▶ [MATERIAL FOR THIS EXERCISE]:

Start

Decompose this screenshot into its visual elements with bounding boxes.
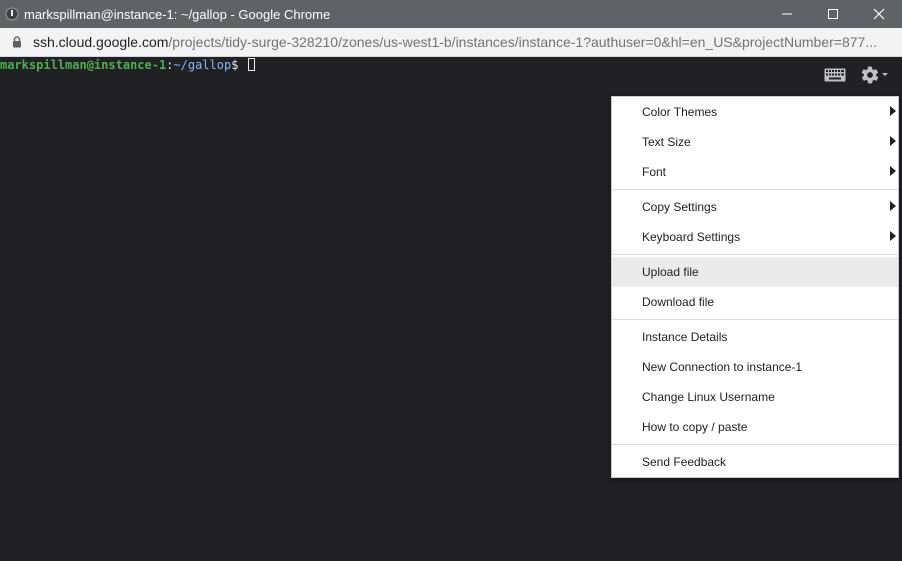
window-title: markspillman@instance-1: ~/gallop - Goog…	[24, 6, 331, 22]
chevron-down-icon	[882, 73, 888, 76]
prompt-path: ~/gallop	[173, 58, 232, 72]
menu-item-keyboard-settings[interactable]: Keyboard Settings	[612, 222, 898, 252]
menu-item-new-connection[interactable]: New Connection to instance-1	[612, 352, 898, 382]
menu-item-label: Font	[642, 165, 667, 179]
menu-item-label: Send Feedback	[642, 455, 727, 469]
menu-item-how-to-copy-paste[interactable]: How to copy / paste	[612, 412, 898, 442]
window-titlebar: markspillman@instance-1: ~/gallop - Goog…	[0, 0, 902, 28]
menu-item-label: Copy Settings	[642, 200, 717, 214]
terminal-cursor	[247, 58, 255, 71]
menu-item-label: Instance Details	[642, 330, 728, 344]
settings-button[interactable]	[860, 65, 890, 85]
submenu-arrow-icon	[890, 136, 896, 146]
menu-item-copy-settings[interactable]: Copy Settings	[612, 192, 898, 222]
menu-item-text-size[interactable]: Text Size	[612, 127, 898, 157]
url-path: /projects/tidy-surge-328210/zones/us-wes…	[168, 34, 877, 50]
submenu-arrow-icon	[890, 231, 896, 241]
minimize-icon	[782, 13, 792, 15]
gear-icon	[861, 66, 879, 84]
menu-item-upload-file[interactable]: Upload file	[612, 257, 898, 287]
menu-item-font[interactable]: Font	[612, 157, 898, 187]
menu-item-label: Keyboard Settings	[642, 230, 741, 244]
lock-icon[interactable]	[10, 35, 24, 49]
submenu-arrow-icon	[890, 166, 896, 176]
chrome-app-icon	[4, 6, 20, 22]
prompt-symbol: $	[231, 58, 239, 72]
terminal-prompt-line: markspillman@instance-1:~/gallop$	[0, 58, 255, 72]
minimize-button[interactable]	[764, 0, 810, 28]
menu-item-instance-details[interactable]: Instance Details	[612, 322, 898, 352]
menu-item-label: Text Size	[642, 135, 691, 149]
maximize-button[interactable]	[810, 0, 856, 28]
menu-divider	[612, 444, 898, 445]
menu-divider	[612, 319, 898, 320]
address-bar[interactable]: ssh.cloud.google.com/projects/tidy-surge…	[0, 28, 902, 57]
settings-menu: Color Themes Text Size Font Copy Setting…	[611, 96, 899, 478]
prompt-user: markspillman@instance-1	[0, 58, 167, 72]
maximize-icon	[828, 9, 838, 19]
close-icon	[873, 8, 885, 20]
submenu-arrow-icon	[890, 201, 896, 211]
menu-item-color-themes[interactable]: Color Themes	[612, 97, 898, 127]
menu-item-change-linux-username[interactable]: Change Linux Username	[612, 382, 898, 412]
keyboard-icon[interactable]	[824, 68, 846, 82]
menu-divider	[612, 254, 898, 255]
url-host: ssh.cloud.google.com	[33, 34, 169, 50]
menu-item-send-feedback[interactable]: Send Feedback	[612, 447, 898, 477]
menu-item-label: New Connection to instance-1	[642, 360, 803, 374]
menu-item-label: Upload file	[642, 265, 699, 279]
close-button[interactable]	[856, 0, 902, 28]
menu-item-label: Color Themes	[642, 105, 718, 119]
menu-item-label: Change Linux Username	[642, 390, 775, 404]
menu-item-download-file[interactable]: Download file	[612, 287, 898, 317]
menu-item-label: How to copy / paste	[642, 420, 748, 434]
window-controls	[764, 0, 902, 28]
menu-divider	[612, 189, 898, 190]
menu-item-label: Download file	[642, 295, 715, 309]
url-text[interactable]: ssh.cloud.google.com/projects/tidy-surge…	[33, 34, 893, 50]
submenu-arrow-icon	[890, 106, 896, 116]
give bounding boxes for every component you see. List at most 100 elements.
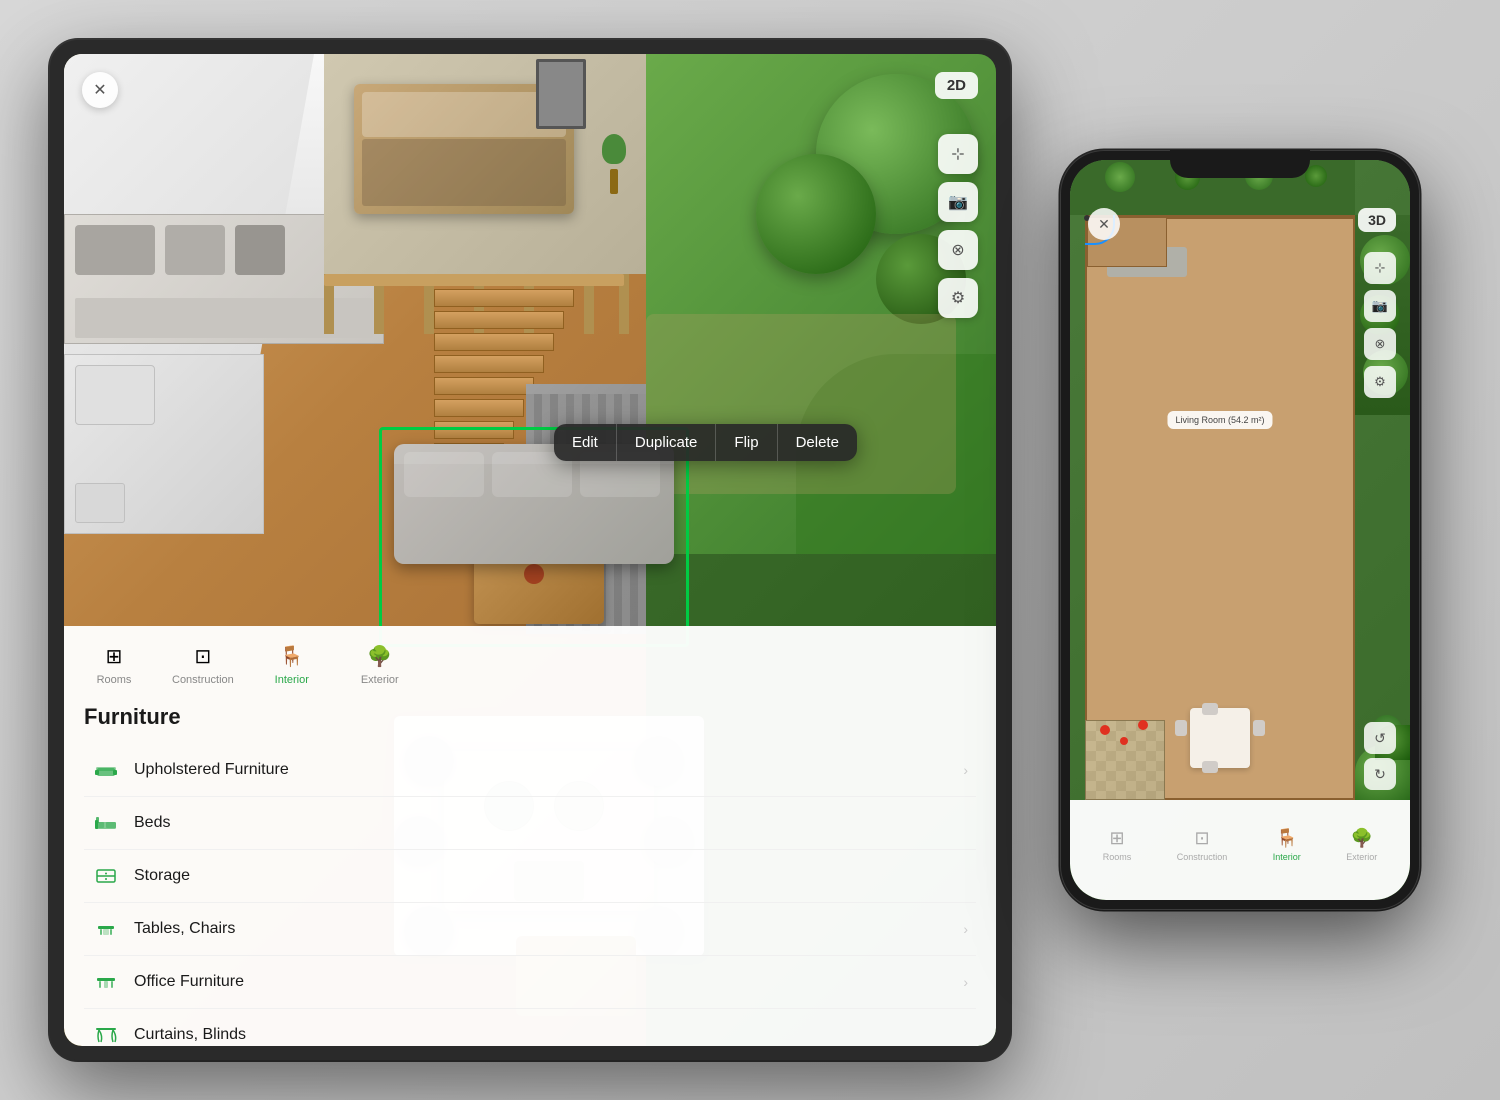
tablet-view-toggle[interactable]: 2D — [935, 72, 978, 99]
plant — [602, 134, 626, 194]
fp-chair-top — [1202, 703, 1218, 715]
appliance-3 — [235, 225, 285, 275]
fp-patio — [1085, 720, 1165, 800]
tablet-close-button[interactable]: ✕ — [82, 72, 118, 108]
furniture-item-office[interactable]: Office Furniture › — [84, 956, 976, 1009]
tables-chairs-icon — [92, 915, 120, 943]
phone-rooms-label: Rooms — [1103, 852, 1132, 862]
curtains-label: Curtains, Blinds — [134, 1026, 968, 1044]
room-label: Living Room (54.2 m²) — [1167, 411, 1272, 429]
upholstered-icon — [92, 756, 120, 784]
fp-tree-t1 — [1105, 162, 1135, 192]
phone-exterior-icon: 🌳 — [1351, 828, 1373, 849]
toolbar-settings-icon[interactable]: ⚙ — [938, 278, 978, 318]
tree-2 — [756, 154, 876, 274]
floor-main-2d: Living Room (54.2 m²) — [1085, 215, 1355, 800]
phone-undo-redo: ↺ ↻ — [1364, 722, 1396, 790]
fp-flower-3 — [1138, 720, 1148, 730]
phone-undo-button[interactable]: ↺ — [1364, 722, 1396, 754]
upper-floor — [324, 54, 646, 274]
toolbar-camera-icon[interactable]: 📷 — [938, 182, 978, 222]
stair-7 — [434, 421, 514, 439]
sofa — [394, 444, 674, 564]
fp-chair-bottom — [1202, 761, 1218, 773]
context-delete[interactable]: Delete — [777, 424, 857, 461]
interior-icon: 🪑 — [278, 642, 306, 670]
office-chevron: › — [963, 974, 968, 990]
phone-tab-construction[interactable]: ⊡ Construction — [1177, 828, 1228, 862]
curtains-icon — [92, 1021, 120, 1046]
furniture-item-tables-chairs[interactable]: Tables, Chairs › — [84, 903, 976, 956]
fp-flower-2 — [1120, 737, 1128, 745]
phone-close-button[interactable]: ✕ — [1088, 208, 1120, 240]
stair-4 — [434, 355, 544, 373]
furniture-list: Upholstered Furniture › — [84, 744, 976, 1046]
fp-dining-table — [1190, 708, 1250, 768]
table-item — [524, 564, 544, 584]
fp-dining-set — [1170, 698, 1270, 778]
phone-tab-rooms[interactable]: ⊞ Rooms — [1103, 828, 1132, 862]
construction-icon: ⊡ — [189, 642, 217, 670]
fp-chair-left — [1175, 720, 1187, 736]
phone-screen: Living Room (54.2 m²) — [1070, 160, 1410, 900]
furniture-item-storage[interactable]: Storage — [84, 850, 976, 903]
toolbar-layers-icon[interactable]: ⊗ — [938, 230, 978, 270]
tab-interior[interactable]: 🪑 Interior — [262, 642, 322, 686]
context-duplicate[interactable]: Duplicate — [616, 424, 716, 461]
phone-redo-button[interactable]: ↻ — [1364, 758, 1396, 790]
phone-tab-interior[interactable]: 🪑 Interior — [1273, 828, 1301, 862]
bathroom — [64, 354, 264, 534]
phone-right-toolbar: ⊹ 📷 ⊗ ⚙ — [1364, 252, 1396, 398]
appliance-1 — [75, 225, 155, 275]
beds-icon — [92, 809, 120, 837]
fp-flower-1 — [1100, 725, 1110, 735]
stair-1 — [434, 289, 574, 307]
tables-chairs-label: Tables, Chairs — [134, 920, 963, 938]
fp-tree-t4 — [1305, 165, 1327, 187]
tablet-bottom-panel: ⊞ Rooms ⊡ Construction 🪑 Interior 🌳 Exte… — [64, 626, 996, 1046]
office-icon — [92, 968, 120, 996]
stair-2 — [434, 311, 564, 329]
tab-construction-label: Construction — [172, 674, 234, 686]
stair-6 — [434, 399, 524, 417]
storage-label: Storage — [134, 867, 968, 885]
fp-corner-tl — [1070, 160, 1085, 215]
exterior-icon: 🌳 — [366, 642, 394, 670]
furniture-item-curtains[interactable]: Curtains, Blinds — [84, 1009, 976, 1046]
furniture-item-upholstered[interactable]: Upholstered Furniture › — [84, 744, 976, 797]
tablet-right-toolbar: ⊹ 📷 ⊗ ⚙ — [938, 134, 978, 318]
railing-top — [324, 274, 624, 286]
phone-notch — [1170, 150, 1310, 178]
office-label: Office Furniture — [134, 973, 963, 991]
bathtub — [75, 365, 155, 425]
stair-5 — [434, 377, 534, 395]
phone-layers-icon[interactable]: ⊗ — [1364, 328, 1396, 360]
tablet-screen: Edit Duplicate Flip Delete ✕ 2D ⊹ 📷 ⊗ ⚙ — [64, 54, 996, 1046]
phone-camera-icon[interactable]: 📷 — [1364, 290, 1396, 322]
tab-exterior-label: Exterior — [361, 674, 399, 686]
tab-rooms[interactable]: ⊞ Rooms — [84, 642, 144, 686]
patio-pattern — [1086, 721, 1164, 799]
phone-bottom-bar: ⊞ Rooms ⊡ Construction 🪑 Interior 🌳 Exte… — [1070, 800, 1410, 900]
phone-construction-icon: ⊡ — [1194, 828, 1209, 849]
context-menu: Edit Duplicate Flip Delete — [554, 424, 857, 461]
phone-settings-icon[interactable]: ⚙ — [1364, 366, 1396, 398]
phone-rooms-icon: ⊞ — [1109, 828, 1124, 849]
bed-blanket — [362, 139, 566, 206]
storage-icon — [92, 862, 120, 890]
phone-tab-exterior[interactable]: 🌳 Exterior — [1346, 828, 1377, 862]
fp-chair-right — [1253, 720, 1265, 736]
tab-construction[interactable]: ⊡ Construction — [172, 642, 234, 686]
tab-exterior[interactable]: 🌳 Exterior — [350, 642, 410, 686]
phone-view-toggle[interactable]: 3D — [1358, 208, 1396, 232]
phone-expand-icon[interactable]: ⊹ — [1364, 252, 1396, 284]
stair-3 — [434, 333, 554, 351]
phone-construction-label: Construction — [1177, 852, 1228, 862]
upholstered-chevron: › — [963, 762, 968, 778]
wall-picture — [536, 59, 586, 129]
beds-label: Beds — [134, 814, 968, 832]
toolbar-expand-icon[interactable]: ⊹ — [938, 134, 978, 174]
context-flip[interactable]: Flip — [715, 424, 776, 461]
context-edit[interactable]: Edit — [554, 424, 616, 461]
furniture-item-beds[interactable]: Beds — [84, 797, 976, 850]
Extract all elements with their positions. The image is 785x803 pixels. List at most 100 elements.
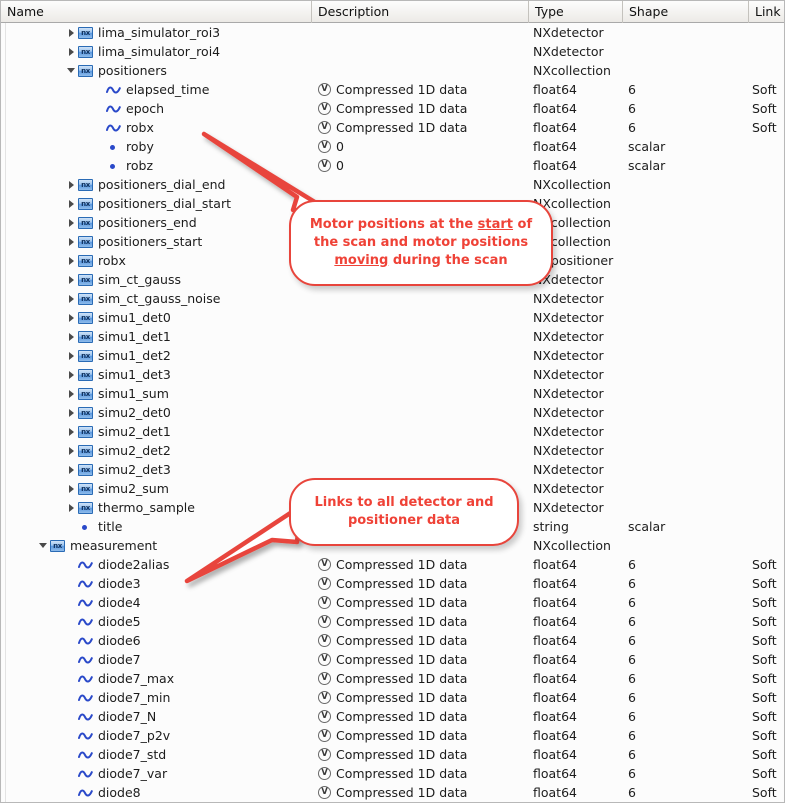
tree-row-name-cell[interactable]: nx positioners_end bbox=[2, 213, 312, 232]
chevron-right-icon[interactable] bbox=[66, 42, 78, 61]
tree-row[interactable]: diode7_p2v V Compressed 1D data float64 6 Sof… bbox=[2, 726, 783, 745]
chevron-right-icon[interactable] bbox=[66, 251, 78, 270]
chevron-down-icon[interactable] bbox=[66, 61, 78, 80]
tree-row[interactable]: nx positioners NXcollection bbox=[2, 61, 783, 80]
tree-row-name-cell[interactable]: diode7_N bbox=[2, 707, 312, 726]
tree-row[interactable]: diode7_var V Compressed 1D data float64 6 Sof… bbox=[2, 764, 783, 783]
tree-row[interactable]: nx simu1_det1 NXdetector bbox=[2, 327, 783, 346]
tree-row-name-cell[interactable]: nx positioners_dial_start bbox=[2, 194, 312, 213]
tree-row[interactable]: nx simu1_det2 NXdetector bbox=[2, 346, 783, 365]
tree-row-name-cell[interactable]: nx sim_ct_gauss bbox=[2, 270, 312, 289]
tree-row[interactable]: nx lima_simulator_roi4 NXdetector bbox=[2, 42, 783, 61]
chevron-right-icon[interactable] bbox=[66, 289, 78, 308]
tree-row[interactable]: robx V Compressed 1D data float64 6 Soft bbox=[2, 118, 783, 137]
tree-row[interactable]: elapsed_time V Compressed 1D data float64 6 S… bbox=[2, 80, 783, 99]
tree-row-name-cell[interactable]: elapsed_time bbox=[2, 80, 312, 99]
tree-row-name-cell[interactable]: robz bbox=[2, 156, 312, 175]
chevron-right-icon[interactable] bbox=[66, 232, 78, 251]
tree-row-name-cell[interactable]: nx simu2_det0 bbox=[2, 403, 312, 422]
tree-row[interactable]: diode3 V Compressed 1D data float64 6 Soft bbox=[2, 574, 783, 593]
tree-row-name-cell[interactable]: diode5 bbox=[2, 612, 312, 631]
tree-row[interactable]: diode5 V Compressed 1D data float64 6 Soft bbox=[2, 612, 783, 631]
tree-row[interactable]: diode7_min V Compressed 1D data float64 6 Sof… bbox=[2, 688, 783, 707]
chevron-right-icon[interactable] bbox=[66, 346, 78, 365]
chevron-right-icon[interactable] bbox=[66, 365, 78, 384]
chevron-right-icon[interactable] bbox=[66, 175, 78, 194]
tree-row[interactable]: nx simu1_sum NXdetector bbox=[2, 384, 783, 403]
tree-row[interactable]: diode7 V Compressed 1D data float64 6 Soft bbox=[2, 650, 783, 669]
tree-row-name-cell[interactable]: nx positioners bbox=[2, 61, 312, 80]
tree-row-name-cell[interactable]: diode8 bbox=[2, 783, 312, 802]
tree-row[interactable]: nx lima_simulator_roi3 NXdetector bbox=[2, 23, 783, 42]
tree-row-name-cell[interactable]: nx measurement bbox=[2, 536, 312, 555]
tree-row-name-cell[interactable]: diode3 bbox=[2, 574, 312, 593]
tree-row[interactable]: diode6 V Compressed 1D data float64 6 Soft bbox=[2, 631, 783, 650]
tree-row-name-cell[interactable]: nx simu1_det1 bbox=[2, 327, 312, 346]
tree-row[interactable]: diode7_N V Compressed 1D data float64 6 Soft bbox=[2, 707, 783, 726]
tree-row-name-cell[interactable]: diode7_p2v bbox=[2, 726, 312, 745]
tree-row[interactable]: roby V 0 float64 scalar bbox=[2, 137, 783, 156]
column-header-name[interactable]: Name bbox=[1, 1, 312, 23]
tree-row[interactable]: diode2alias V Compressed 1D data float64 6 So… bbox=[2, 555, 783, 574]
chevron-right-icon[interactable] bbox=[66, 213, 78, 232]
tree-row-name-cell[interactable]: nx positioners_dial_end bbox=[2, 175, 312, 194]
tree-row-name-cell[interactable]: nx simu2_det1 bbox=[2, 422, 312, 441]
tree-row[interactable]: epoch V Compressed 1D data float64 6 Soft bbox=[2, 99, 783, 118]
tree-row-name-cell[interactable]: diode7_std bbox=[2, 745, 312, 764]
nexus-tree-view[interactable]: Name Description Type Shape Link nx lima_… bbox=[0, 0, 785, 803]
tree-row-name-cell[interactable]: nx thermo_sample bbox=[2, 498, 312, 517]
chevron-right-icon[interactable] bbox=[66, 479, 78, 498]
chevron-right-icon[interactable] bbox=[66, 422, 78, 441]
tree-row-name-cell[interactable]: roby bbox=[2, 137, 312, 156]
tree-row-name-cell[interactable]: nx simu2_det3 bbox=[2, 460, 312, 479]
tree-row-name-cell[interactable]: nx positioners_start bbox=[2, 232, 312, 251]
chevron-right-icon[interactable] bbox=[66, 498, 78, 517]
tree-row-name-cell[interactable]: diode4 bbox=[2, 593, 312, 612]
tree-row-name-cell[interactable]: diode7 bbox=[2, 650, 312, 669]
chevron-right-icon[interactable] bbox=[66, 441, 78, 460]
tree-row-name-cell[interactable]: nx simu1_det0 bbox=[2, 308, 312, 327]
chevron-right-icon[interactable] bbox=[66, 270, 78, 289]
tree-row[interactable]: diode4 V Compressed 1D data float64 6 Soft bbox=[2, 593, 783, 612]
tree-row-name-cell[interactable]: diode6 bbox=[2, 631, 312, 650]
tree-row[interactable]: nx simu2_det0 NXdetector bbox=[2, 403, 783, 422]
tree-row[interactable]: nx positioners_dial_end NXcollection bbox=[2, 175, 783, 194]
chevron-right-icon[interactable] bbox=[66, 194, 78, 213]
column-header-type[interactable]: Type bbox=[529, 1, 623, 23]
tree-row[interactable]: nx sim_ct_gauss_noise NXdetector bbox=[2, 289, 783, 308]
chevron-right-icon[interactable] bbox=[66, 23, 78, 42]
chevron-right-icon[interactable] bbox=[66, 403, 78, 422]
column-header-link[interactable]: Link bbox=[749, 1, 784, 23]
tree-row[interactable]: diode8 V Compressed 1D data float64 6 Soft bbox=[2, 783, 783, 802]
tree-row-name-cell[interactable]: nx simu1_det3 bbox=[2, 365, 312, 384]
tree-row-name-cell[interactable]: epoch bbox=[2, 99, 312, 118]
tree-row[interactable]: nx simu2_det1 NXdetector bbox=[2, 422, 783, 441]
tree-row-name-cell[interactable]: nx sim_ct_gauss_noise bbox=[2, 289, 312, 308]
tree-row-name-cell[interactable]: robx bbox=[2, 118, 312, 137]
tree-row-name-cell[interactable]: nx robx bbox=[2, 251, 312, 270]
tree-row[interactable]: diode7_std V Compressed 1D data float64 6 Sof… bbox=[2, 745, 783, 764]
tree-row-name-cell[interactable]: nx lima_simulator_roi4 bbox=[2, 42, 312, 61]
chevron-right-icon[interactable] bbox=[66, 308, 78, 327]
chevron-right-icon[interactable] bbox=[66, 384, 78, 403]
tree-row-name-cell[interactable]: diode7_min bbox=[2, 688, 312, 707]
chevron-down-icon[interactable] bbox=[38, 536, 50, 555]
chevron-right-icon[interactable] bbox=[66, 327, 78, 346]
tree-row-name-cell[interactable]: title bbox=[2, 517, 312, 536]
column-header-shape[interactable]: Shape bbox=[623, 1, 749, 23]
tree-row[interactable]: nx simu1_det0 NXdetector bbox=[2, 308, 783, 327]
tree-row-name-cell[interactable]: nx simu2_det2 bbox=[2, 441, 312, 460]
tree-row-name-cell[interactable]: nx simu1_det2 bbox=[2, 346, 312, 365]
tree-row-name-cell[interactable]: nx simu2_sum bbox=[2, 479, 312, 498]
tree-row-name-cell[interactable]: diode2alias bbox=[2, 555, 312, 574]
tree-row[interactable]: nx simu2_det3 NXdetector bbox=[2, 460, 783, 479]
tree-row-name-cell[interactable]: diode7_max bbox=[2, 669, 312, 688]
tree-rows-container[interactable]: nx lima_simulator_roi3 NXdetector nx lima_si… bbox=[2, 23, 783, 802]
column-header-description[interactable]: Description bbox=[312, 1, 529, 23]
tree-row[interactable]: diode7_max V Compressed 1D data float64 6 Sof… bbox=[2, 669, 783, 688]
tree-row[interactable]: robz V 0 float64 scalar bbox=[2, 156, 783, 175]
tree-row-name-cell[interactable]: diode7_var bbox=[2, 764, 312, 783]
tree-row[interactable]: nx simu1_det3 NXdetector bbox=[2, 365, 783, 384]
tree-row[interactable]: nx simu2_det2 NXdetector bbox=[2, 441, 783, 460]
chevron-right-icon[interactable] bbox=[66, 460, 78, 479]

End

Reproduce the entries from the line containing "window-title: markspillman@instance-1: ~/gallop" through the line containing "68, 846, 82]", substituting "Download file" for "Upload file" and changing nothing else.

window-title: markspillman@instance-1: ~/gallop - Goog…	[24, 6, 331, 22]
chevron-down-icon	[882, 73, 888, 76]
prompt-path: ~/gallop	[173, 58, 232, 72]
menu-item-keyboard-settings[interactable]: Keyboard Settings	[612, 222, 898, 252]
menu-item-new-connection[interactable]: New Connection to instance-1	[612, 352, 898, 382]
menu-item-label: Font	[642, 165, 667, 179]
menu-item-label: Send Feedback	[642, 455, 727, 469]
menu-item-how-to-copy-paste[interactable]: How to copy / paste	[612, 412, 898, 442]
window-titlebar: markspillman@instance-1: ~/gallop - Goog…	[0, 0, 902, 28]
menu-item-label: Copy Settings	[642, 200, 717, 214]
terminal-cursor	[247, 58, 255, 71]
menu-item-label: Instance Details	[642, 330, 728, 344]
settings-button[interactable]	[860, 65, 890, 85]
submenu-arrow-icon	[890, 136, 896, 146]
menu-item-copy-settings[interactable]: Copy Settings	[612, 192, 898, 222]
menu-item-text-size[interactable]: Text Size	[612, 127, 898, 157]
url-path: /projects/tidy-surge-328210/zones/us-wes…	[168, 34, 877, 50]
submenu-arrow-icon	[890, 231, 896, 241]
minimize-icon	[782, 13, 792, 15]
gear-icon	[861, 66, 879, 84]
menu-item-upload-file[interactable]: Download file	[612, 257, 898, 287]
menu-item-font[interactable]: Font	[612, 157, 898, 187]
menu-item-label: Keyboard Settings	[642, 230, 741, 244]
lock-icon[interactable]	[10, 35, 24, 49]
submenu-arrow-icon	[890, 166, 896, 176]
chrome-app-icon	[4, 6, 20, 22]
prompt-symbol: $	[231, 58, 239, 72]
terminal-prompt-line: markspillman@instance-1:~/gallop$	[0, 58, 255, 72]
minimize-button[interactable]	[764, 0, 810, 28]
menu-item-instance-details[interactable]: Instance Details	[612, 322, 898, 352]
menu-item-label: Text Size	[642, 135, 691, 149]
maximize-button[interactable]	[810, 0, 856, 28]
menu-divider	[612, 444, 898, 445]
menu-divider	[612, 319, 898, 320]
address-bar[interactable]: ssh.cloud.google.com/projects/tidy-surge…	[0, 28, 902, 57]
settings-menu: Color Themes Text Size Font Copy Setting…	[611, 96, 899, 478]
prompt-user: markspillman@instance-1	[0, 58, 167, 72]
maximize-icon	[828, 9, 838, 19]
close-icon	[873, 8, 885, 20]
submenu-arrow-icon	[890, 201, 896, 211]
menu-item-color-themes[interactable]: Color Themes	[612, 97, 898, 127]
menu-item-change-linux-username[interactable]: Change Linux Username	[612, 382, 898, 412]
keyboard-icon[interactable]	[824, 68, 846, 82]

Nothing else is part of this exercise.